### Required task
Locate each line holding the string "Isouard" and copy it.

### Given records
------------------------------------------------

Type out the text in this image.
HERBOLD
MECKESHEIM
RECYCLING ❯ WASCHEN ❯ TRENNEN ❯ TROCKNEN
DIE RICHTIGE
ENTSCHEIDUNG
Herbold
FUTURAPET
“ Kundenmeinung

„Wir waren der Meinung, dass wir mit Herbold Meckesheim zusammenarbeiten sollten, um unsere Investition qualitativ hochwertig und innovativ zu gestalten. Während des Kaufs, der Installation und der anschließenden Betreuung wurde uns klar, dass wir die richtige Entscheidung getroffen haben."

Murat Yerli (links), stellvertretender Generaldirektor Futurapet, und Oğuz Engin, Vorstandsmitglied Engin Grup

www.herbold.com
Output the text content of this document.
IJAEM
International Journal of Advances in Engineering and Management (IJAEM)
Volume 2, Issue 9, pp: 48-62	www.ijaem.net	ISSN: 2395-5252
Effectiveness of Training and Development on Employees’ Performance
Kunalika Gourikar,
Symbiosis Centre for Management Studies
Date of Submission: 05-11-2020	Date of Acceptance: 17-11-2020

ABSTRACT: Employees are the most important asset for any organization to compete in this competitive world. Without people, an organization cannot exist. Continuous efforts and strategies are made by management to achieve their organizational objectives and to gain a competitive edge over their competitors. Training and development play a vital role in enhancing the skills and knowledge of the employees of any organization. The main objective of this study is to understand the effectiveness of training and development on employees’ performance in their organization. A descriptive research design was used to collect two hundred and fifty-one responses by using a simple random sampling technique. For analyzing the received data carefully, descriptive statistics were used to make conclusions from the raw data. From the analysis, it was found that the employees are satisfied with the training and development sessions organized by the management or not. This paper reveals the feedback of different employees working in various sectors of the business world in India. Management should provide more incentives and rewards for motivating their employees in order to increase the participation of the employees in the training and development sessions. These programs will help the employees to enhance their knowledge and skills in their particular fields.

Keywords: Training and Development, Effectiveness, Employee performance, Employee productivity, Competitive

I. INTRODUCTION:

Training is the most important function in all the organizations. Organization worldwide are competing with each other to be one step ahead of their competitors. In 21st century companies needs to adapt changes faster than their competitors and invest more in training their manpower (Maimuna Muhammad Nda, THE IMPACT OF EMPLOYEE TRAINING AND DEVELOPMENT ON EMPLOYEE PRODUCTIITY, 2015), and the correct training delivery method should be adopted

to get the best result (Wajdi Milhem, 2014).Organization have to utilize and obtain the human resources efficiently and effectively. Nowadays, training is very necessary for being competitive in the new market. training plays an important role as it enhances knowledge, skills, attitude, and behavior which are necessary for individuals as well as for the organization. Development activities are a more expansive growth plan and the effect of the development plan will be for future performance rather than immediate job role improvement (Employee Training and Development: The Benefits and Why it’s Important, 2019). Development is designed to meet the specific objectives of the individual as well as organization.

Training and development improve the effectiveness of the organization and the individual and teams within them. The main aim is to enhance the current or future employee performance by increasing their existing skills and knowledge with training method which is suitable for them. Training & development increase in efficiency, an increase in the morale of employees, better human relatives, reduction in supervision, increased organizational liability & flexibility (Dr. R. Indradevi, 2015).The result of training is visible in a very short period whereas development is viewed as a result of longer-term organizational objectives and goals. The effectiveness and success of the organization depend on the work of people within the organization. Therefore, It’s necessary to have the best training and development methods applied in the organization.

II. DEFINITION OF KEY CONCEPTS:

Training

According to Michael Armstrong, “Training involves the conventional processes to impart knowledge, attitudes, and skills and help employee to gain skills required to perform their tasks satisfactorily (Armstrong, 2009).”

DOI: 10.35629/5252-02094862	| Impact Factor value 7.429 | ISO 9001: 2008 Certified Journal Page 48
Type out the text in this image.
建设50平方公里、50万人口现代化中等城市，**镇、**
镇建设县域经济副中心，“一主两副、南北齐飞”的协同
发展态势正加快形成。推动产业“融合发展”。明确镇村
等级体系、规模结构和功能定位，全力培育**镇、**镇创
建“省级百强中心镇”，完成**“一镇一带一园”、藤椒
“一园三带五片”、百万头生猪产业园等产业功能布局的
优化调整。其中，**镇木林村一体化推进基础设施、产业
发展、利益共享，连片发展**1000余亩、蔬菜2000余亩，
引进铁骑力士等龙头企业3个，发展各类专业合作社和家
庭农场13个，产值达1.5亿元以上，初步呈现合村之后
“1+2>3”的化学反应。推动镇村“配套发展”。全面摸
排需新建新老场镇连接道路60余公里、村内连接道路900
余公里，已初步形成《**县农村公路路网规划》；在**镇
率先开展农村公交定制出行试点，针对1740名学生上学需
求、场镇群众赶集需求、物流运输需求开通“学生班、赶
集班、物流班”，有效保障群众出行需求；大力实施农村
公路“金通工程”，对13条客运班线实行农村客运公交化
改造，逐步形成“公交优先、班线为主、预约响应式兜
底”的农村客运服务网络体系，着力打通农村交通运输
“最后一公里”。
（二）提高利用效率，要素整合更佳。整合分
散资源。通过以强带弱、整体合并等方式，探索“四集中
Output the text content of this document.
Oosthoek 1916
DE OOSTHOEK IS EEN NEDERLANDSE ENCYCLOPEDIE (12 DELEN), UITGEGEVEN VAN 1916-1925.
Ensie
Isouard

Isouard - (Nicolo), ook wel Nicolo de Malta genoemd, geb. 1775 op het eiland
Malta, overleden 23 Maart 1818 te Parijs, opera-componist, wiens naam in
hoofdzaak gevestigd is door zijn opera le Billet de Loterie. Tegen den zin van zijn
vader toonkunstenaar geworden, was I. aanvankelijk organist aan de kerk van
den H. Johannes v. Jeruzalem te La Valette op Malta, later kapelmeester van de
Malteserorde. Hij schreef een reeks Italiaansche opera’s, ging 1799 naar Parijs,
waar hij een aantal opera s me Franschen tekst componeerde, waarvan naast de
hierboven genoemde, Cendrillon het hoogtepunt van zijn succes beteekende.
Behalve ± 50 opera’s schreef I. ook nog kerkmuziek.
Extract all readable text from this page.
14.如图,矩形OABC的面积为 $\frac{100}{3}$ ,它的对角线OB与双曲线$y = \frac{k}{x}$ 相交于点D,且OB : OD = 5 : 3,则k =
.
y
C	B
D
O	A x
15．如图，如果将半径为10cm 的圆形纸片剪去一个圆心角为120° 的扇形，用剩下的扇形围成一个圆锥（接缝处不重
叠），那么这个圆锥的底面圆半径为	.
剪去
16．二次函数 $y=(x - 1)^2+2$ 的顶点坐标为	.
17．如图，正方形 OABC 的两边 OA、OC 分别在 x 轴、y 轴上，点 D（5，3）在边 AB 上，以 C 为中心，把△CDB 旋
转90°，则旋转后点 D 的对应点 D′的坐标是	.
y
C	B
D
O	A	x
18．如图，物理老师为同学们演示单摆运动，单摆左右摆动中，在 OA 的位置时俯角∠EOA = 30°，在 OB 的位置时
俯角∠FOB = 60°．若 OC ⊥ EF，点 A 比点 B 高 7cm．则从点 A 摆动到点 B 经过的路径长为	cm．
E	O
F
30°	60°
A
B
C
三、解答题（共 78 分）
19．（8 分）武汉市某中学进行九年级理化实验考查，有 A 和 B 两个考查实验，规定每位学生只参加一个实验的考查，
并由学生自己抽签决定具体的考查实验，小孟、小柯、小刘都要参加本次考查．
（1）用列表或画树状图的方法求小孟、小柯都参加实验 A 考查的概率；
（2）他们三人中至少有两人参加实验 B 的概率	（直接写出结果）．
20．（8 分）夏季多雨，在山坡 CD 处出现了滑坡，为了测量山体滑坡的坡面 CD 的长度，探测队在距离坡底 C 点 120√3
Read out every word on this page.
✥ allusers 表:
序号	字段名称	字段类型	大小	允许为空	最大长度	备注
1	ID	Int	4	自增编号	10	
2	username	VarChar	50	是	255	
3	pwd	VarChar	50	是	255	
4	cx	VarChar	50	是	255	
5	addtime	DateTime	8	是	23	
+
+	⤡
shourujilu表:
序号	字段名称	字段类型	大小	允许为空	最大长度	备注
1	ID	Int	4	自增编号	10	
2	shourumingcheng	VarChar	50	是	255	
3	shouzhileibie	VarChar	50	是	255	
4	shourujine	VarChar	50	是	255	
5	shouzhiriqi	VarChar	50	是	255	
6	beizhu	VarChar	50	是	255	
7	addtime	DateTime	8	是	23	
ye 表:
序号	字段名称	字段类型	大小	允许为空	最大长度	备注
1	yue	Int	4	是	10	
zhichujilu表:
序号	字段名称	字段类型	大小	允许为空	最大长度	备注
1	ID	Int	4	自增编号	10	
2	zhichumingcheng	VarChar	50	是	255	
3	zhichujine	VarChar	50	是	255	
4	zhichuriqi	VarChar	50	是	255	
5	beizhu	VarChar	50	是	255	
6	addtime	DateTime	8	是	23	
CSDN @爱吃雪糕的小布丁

------------------------------------------------

### Completed task
Isouard
Isouard - (Nicolo), ook wel Nicolo de Malta genoemd, geb. 1775 op het eiland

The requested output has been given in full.